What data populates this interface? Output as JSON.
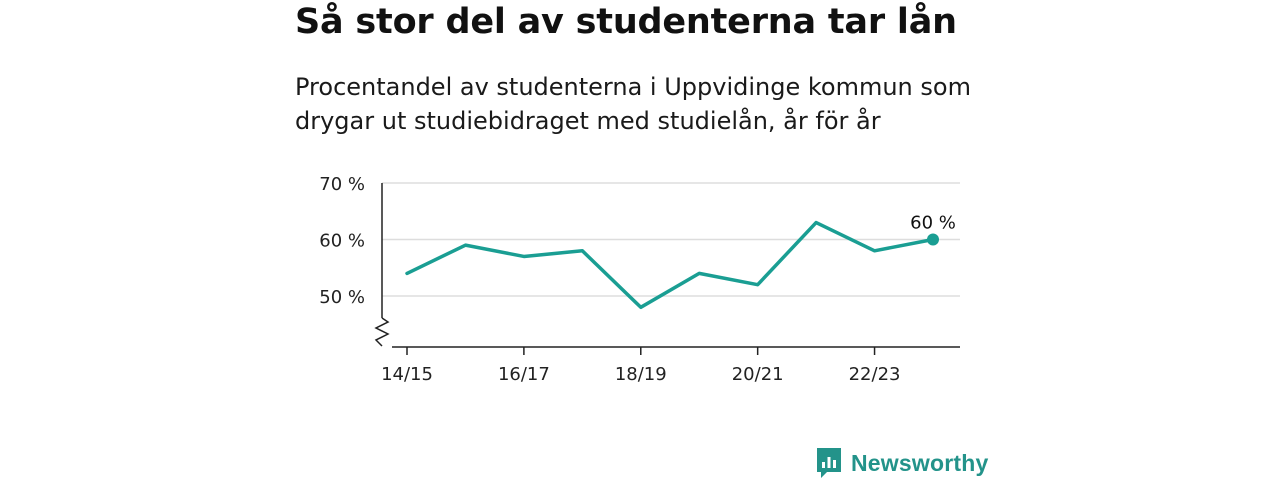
{
  "title": "Så stor del av studenterna tar lån",
  "subtitle": "Procentandel av studenterna i Uppvidinge kommun som drygar ut studiebidraget med studielån, år för år",
  "brand": {
    "name": "Newsworthy",
    "icon": "newsworthy-logo-icon"
  },
  "colors": {
    "line": "#1a9e93",
    "brand": "#23938a",
    "grid": "#dddddd",
    "axis": "#222222"
  },
  "chart_data": {
    "type": "line",
    "x": [
      "14/15",
      "15/16",
      "16/17",
      "17/18",
      "18/19",
      "19/20",
      "20/21",
      "21/22",
      "22/23",
      "23/24"
    ],
    "series": [
      {
        "values": [
          54,
          59,
          57,
          58,
          48,
          54,
          52,
          63,
          58,
          60
        ]
      }
    ],
    "x_tick_labels": [
      "14/15",
      "16/17",
      "18/19",
      "20/21",
      "22/23"
    ],
    "y_ticks": [
      {
        "value": 50,
        "label": "50 %"
      },
      {
        "value": 60,
        "label": "60 %"
      },
      {
        "value": 70,
        "label": "70 %"
      }
    ],
    "ylim": [
      41,
      70
    ],
    "grid": true,
    "axis_break": true,
    "end_label": "60 %"
  }
}
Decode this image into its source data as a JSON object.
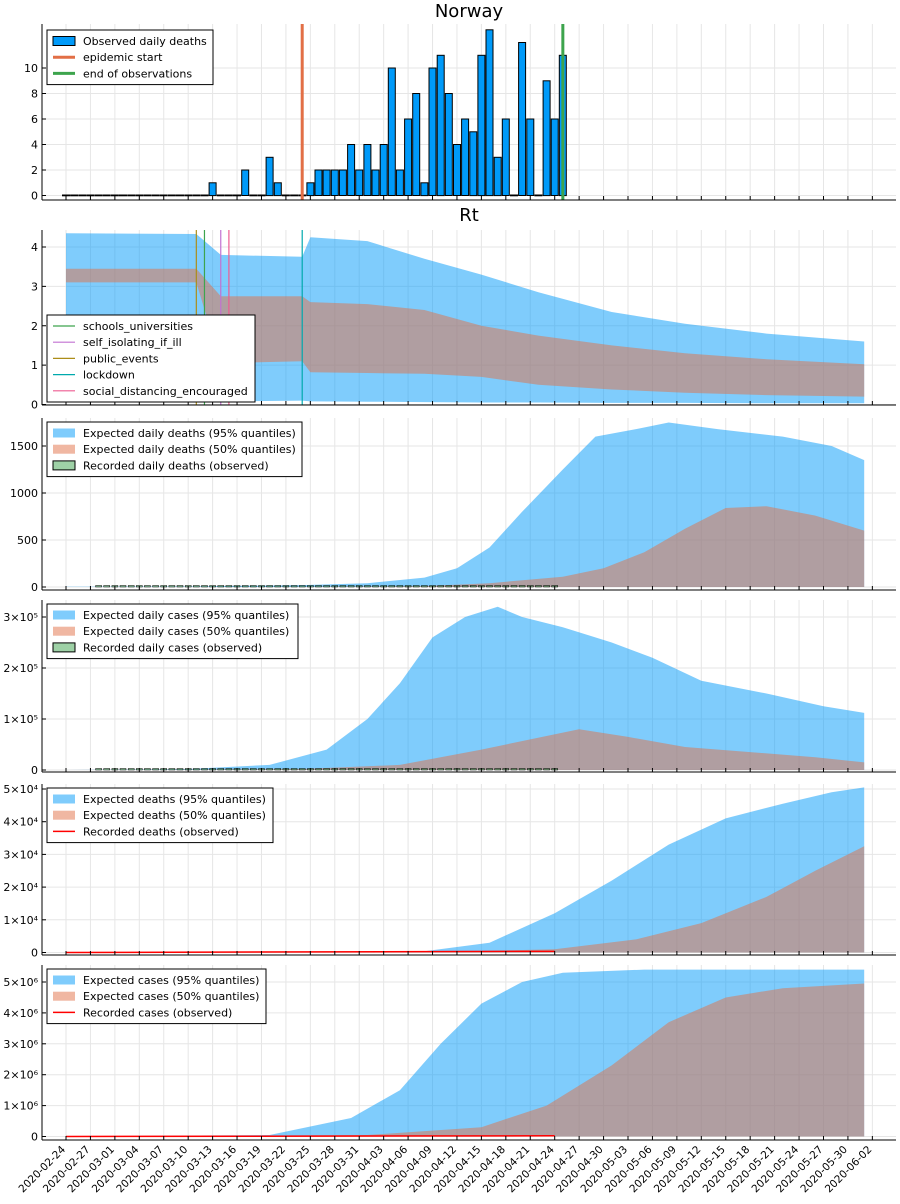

◆ **Brief**
Print every entry exactly as written, without the pictures.

◆ **Exercise solution**
What data populates this interface? Output as JSON.
{
  "title": "Så stor del av studenterna tar lån",
  "subtitle": "Procentandel av studenterna i Uppvidinge kommun som drygar ut studiebidraget med studielån, år för år",
  "brand": {
    "name": "Newsworthy",
    "icon": "newsworthy-logo-icon"
  },
  "colors": {
    "line": "#1a9e93",
    "brand": "#23938a",
    "grid": "#dddddd",
    "axis": "#222222"
  },
  "chart_data": {
    "type": "line",
    "x": [
      "14/15",
      "15/16",
      "16/17",
      "17/18",
      "18/19",
      "19/20",
      "20/21",
      "21/22",
      "22/23",
      "23/24"
    ],
    "series": [
      {
        "values": [
          54,
          59,
          57,
          58,
          48,
          54,
          52,
          63,
          58,
          60
        ]
      }
    ],
    "x_tick_labels": [
      "14/15",
      "16/17",
      "18/19",
      "20/21",
      "22/23"
    ],
    "y_ticks": [
      {
        "value": 50,
        "label": "50 %"
      },
      {
        "value": 60,
        "label": "60 %"
      },
      {
        "value": 70,
        "label": "70 %"
      }
    ],
    "ylim": [
      41,
      70
    ],
    "grid": true,
    "axis_break": true,
    "end_label": "60 %"
  }
}
Decode this image into its source data as a JSON object.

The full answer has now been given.